What is needed>
Wherever the string "color" shows up in a line, count that line. Give the total alone.

[Supplied data start]

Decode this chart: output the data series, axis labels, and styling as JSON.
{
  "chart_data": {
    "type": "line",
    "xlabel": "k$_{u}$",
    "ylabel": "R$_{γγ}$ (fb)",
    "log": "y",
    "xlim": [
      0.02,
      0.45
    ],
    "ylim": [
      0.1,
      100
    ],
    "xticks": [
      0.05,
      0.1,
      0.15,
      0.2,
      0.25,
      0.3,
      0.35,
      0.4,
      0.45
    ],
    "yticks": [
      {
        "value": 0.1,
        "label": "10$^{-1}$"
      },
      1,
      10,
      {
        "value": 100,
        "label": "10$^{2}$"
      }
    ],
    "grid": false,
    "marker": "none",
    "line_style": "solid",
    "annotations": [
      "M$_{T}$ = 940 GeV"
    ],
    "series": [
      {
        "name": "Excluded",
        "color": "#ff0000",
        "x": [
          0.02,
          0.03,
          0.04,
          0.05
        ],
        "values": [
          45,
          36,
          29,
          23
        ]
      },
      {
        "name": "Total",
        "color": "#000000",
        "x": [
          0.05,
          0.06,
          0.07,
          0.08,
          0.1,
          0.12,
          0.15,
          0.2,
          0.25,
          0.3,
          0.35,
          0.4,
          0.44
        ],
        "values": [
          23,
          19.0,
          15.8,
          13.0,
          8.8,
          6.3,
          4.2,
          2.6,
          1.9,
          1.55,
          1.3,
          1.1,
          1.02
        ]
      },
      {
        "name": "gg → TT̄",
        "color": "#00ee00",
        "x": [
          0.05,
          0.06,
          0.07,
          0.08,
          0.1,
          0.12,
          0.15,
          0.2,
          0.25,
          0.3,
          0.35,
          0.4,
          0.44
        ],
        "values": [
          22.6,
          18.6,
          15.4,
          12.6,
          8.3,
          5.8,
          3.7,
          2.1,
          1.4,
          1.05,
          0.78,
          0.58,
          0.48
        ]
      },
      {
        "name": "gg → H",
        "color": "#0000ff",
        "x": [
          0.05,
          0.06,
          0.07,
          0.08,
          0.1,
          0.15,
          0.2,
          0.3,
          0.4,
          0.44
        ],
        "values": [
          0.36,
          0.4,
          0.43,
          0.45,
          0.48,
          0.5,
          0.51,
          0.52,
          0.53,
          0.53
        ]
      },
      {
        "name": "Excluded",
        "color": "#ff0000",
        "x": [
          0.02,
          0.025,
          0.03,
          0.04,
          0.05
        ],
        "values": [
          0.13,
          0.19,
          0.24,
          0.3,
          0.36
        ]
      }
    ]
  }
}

[Supplied data end]

Solution>
5